====== DATASET RECORDS ======

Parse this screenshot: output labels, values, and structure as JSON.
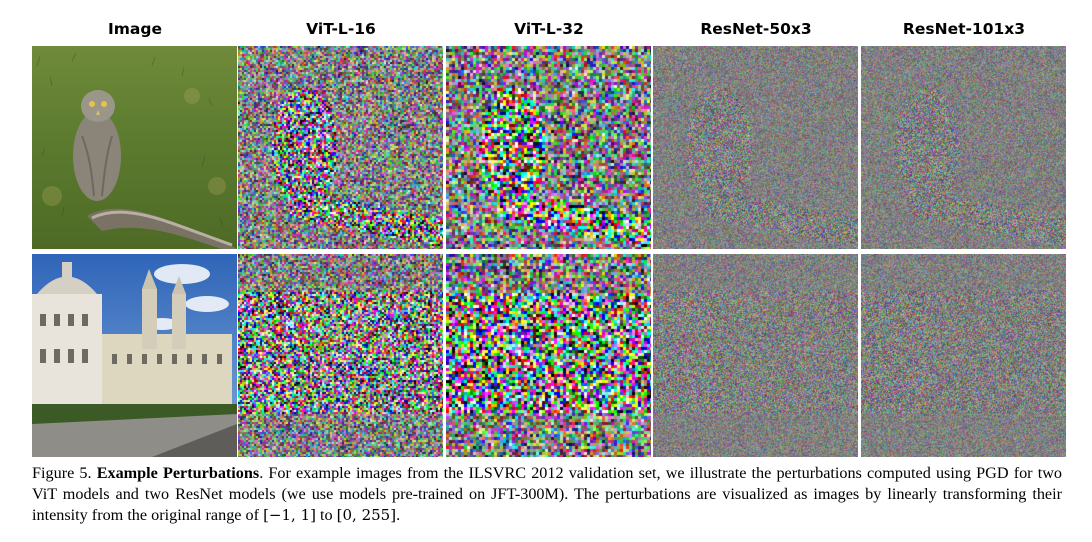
{
  "figure": {
    "column_headers": [
      "Image",
      "ViT-L-16",
      "ViT-L-32",
      "ResNet-50x3",
      "ResNet-101x3"
    ],
    "rows": [
      {
        "image_subject": "owl",
        "perturbation_style": [
          "vit16",
          "vit32",
          "resnet",
          "resnet"
        ]
      },
      {
        "image_subject": "palace",
        "perturbation_style": [
          "vit16",
          "vit32",
          "resnet",
          "resnet"
        ]
      }
    ]
  },
  "caption": {
    "label": "Figure 5.",
    "title": "Example Perturbations",
    "text_before_math": ". For example images from the ILSVRC 2012 validation set, we illustrate the perturbations computed using PGD for two ViT models and two ResNet models (we use models pre-trained on JFT-300M). The perturbations are visualized as images by linearly transforming their intensity from the original range of ",
    "range_from": "[−1, 1]",
    "text_between": " to ",
    "range_to": "[0, 255]",
    "text_end": "."
  },
  "colors": {
    "sky": "#4a7fc8",
    "grass": "#5b7a2e",
    "building": "#e8e4dc",
    "owl": "#8a8578"
  }
}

======

The records above need to be given again exactly. Omit the pictures.

Parse this screenshot: output labels, values, and structure as JSON.
{
  "figure": {
    "column_headers": [
      "Image",
      "ViT-L-16",
      "ViT-L-32",
      "ResNet-50x3",
      "ResNet-101x3"
    ],
    "rows": [
      {
        "image_subject": "owl",
        "perturbation_style": [
          "vit16",
          "vit32",
          "resnet",
          "resnet"
        ]
      },
      {
        "image_subject": "palace",
        "perturbation_style": [
          "vit16",
          "vit32",
          "resnet",
          "resnet"
        ]
      }
    ]
  },
  "caption": {
    "label": "Figure 5.",
    "title": "Example Perturbations",
    "text_before_math": ". For example images from the ILSVRC 2012 validation set, we illustrate the perturbations computed using PGD for two ViT models and two ResNet models (we use models pre-trained on JFT-300M). The perturbations are visualized as images by linearly transforming their intensity from the original range of ",
    "range_from": "[−1, 1]",
    "text_between": " to ",
    "range_to": "[0, 255]",
    "text_end": "."
  },
  "colors": {
    "sky": "#4a7fc8",
    "grass": "#5b7a2e",
    "building": "#e8e4dc",
    "owl": "#8a8578"
  }
}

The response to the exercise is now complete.